## Start Reading text

STATEMENT OF SAM J. FLICKINGER, CHAIRMAN, INDIAN LAW COMMITTEE, FEDERAL BAR ASSOCIATION

Mr. FLICKINGER. Mr. Chairman, members of the committee, I assume you know about the Federal Bar Association. We have some 13,000 members throughout the United States. Among the larger and more active committees is the Indian law committee, of which I am chairman. It was organized about 8 years ago for the purpose of aiding and to a certain degree protecting the interests of the Indians. In respect to this particular proposed legislation, the Federal Bar Association, Indian Law Committee, at a duly called and held meeting, considered the pending proposal concerning the extension of the life of the Indian Claims Commission, including S. 307, H.R. 537, and H.R. 2536.

It is the view of the Indian Law Committee of the Federal Bar Association that the best interests of the United States and the Indian tribes, bands, and other identifiable groups concerned, would be served by, (1) a simple extension of the life of the Commission for 7 years to April 10, 1974, without other amendments; (2) making an appropriate legislative history in the committee report, but no statutory provision that it is the intent and desire of the Congress that the claims pending before the Indian Claims Commission be judiciously disposed of with reasonable dispatch, and that the Indian Claims Commission, if necessary, amend its rules of practice and exercise all of the usual powers and practice of a judicial tribunal to control its docket and facilitate the proceedings by appropriate sanction, for example, Federal Rules of Civil Procedure 16, 37, 41(b), and 55.

Senator McGOVERN. Mr. Flickinger, in that connection do you really think simply an expression of the wish of Congress that these matters be handled expeditiously would carry enough force to change the present pattern of operation in the Commission?

Mr. FLICKINGER. I think it certainly would be a very definite suggestion, coming from a committee of the Congress-committee setting that forth. I would hate to be in the shoes of any official who failed to pay attention to it.

It is important that the work of the Commission and the adjudication of the pending claims be completed as soon and as sufficiently and judiciously as practicable, considering the complicated nature of the litigation before the Commission.

For the most efficient and judicial disposition of the work of the Commission, it is important that the Commission retain its most competent staff personnel-for example, legal advisers-and be able to interest other competent persons in employment.

This would permit the Commission to operate with optimum production.

It can be accomplished only if the qualified personnel have some reasonable assurance of tenure in their work. Otherwise, undoubtedly the personnel will continue their search which, as understood, has been begun because of the Commission's short or uncertain tenure, for other suitable employment.

To extend the life of the Commission for only 2 years or less, in the judgment of the Indian Law Committee of the Federal Bar Association, would cause the Commission to limp along with inadequate staff and unsatisfactory productivity.

Senator McGOVERN. În that connection, you know that the legislation proposes a 5-year extension, not a 2-year extension.

## End Reading text
## Start Given material

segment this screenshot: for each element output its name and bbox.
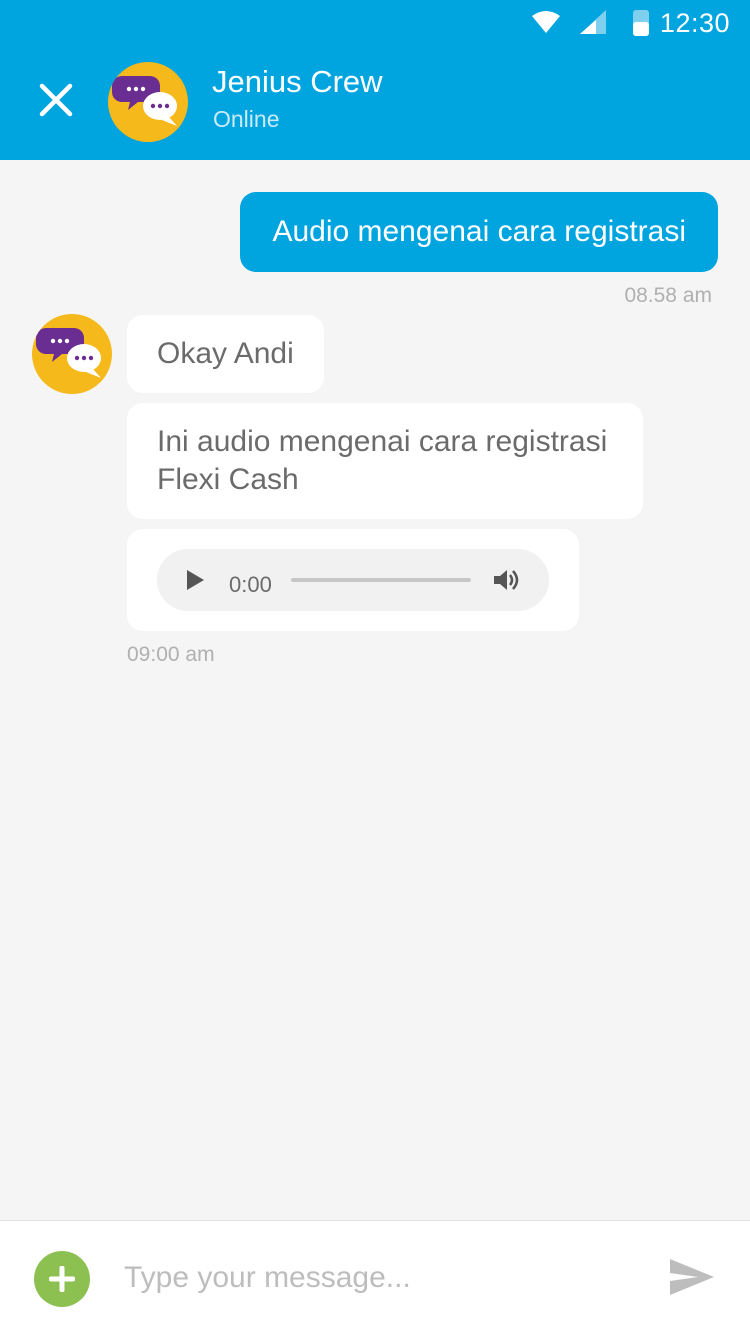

## End Given material

Set of tasks:
• a. Reproduce the testimony from "This would permit" to "a 2-year extension.".
• b. In the testimony, what length of extension for the Indian Claims Commission does the Indian Law Committee favor, and to what date?

Full solutions:
• a.
This would permit the Commission to operate with optimum production.

It can be accomplished only if the qualified personnel have some reasonable assurance of tenure in their work. Otherwise, undoubtedly the personnel will continue their search which, as understood, has been begun because of the Commission's short or uncertain tenure, for other suitable employment.

To extend the life of the Commission for only 2 years or less, in the judgment of the Indian Law Committee of the Federal Bar Association, would cause the Commission to limp along with inadequate staff and unsatisfactory productivity.

Senator McGOVERN. În that connection, you know that the legislation proposes a 5-year extension, not a 2-year extension.

• b. A simple extension of 7 years, to April 10, 1974.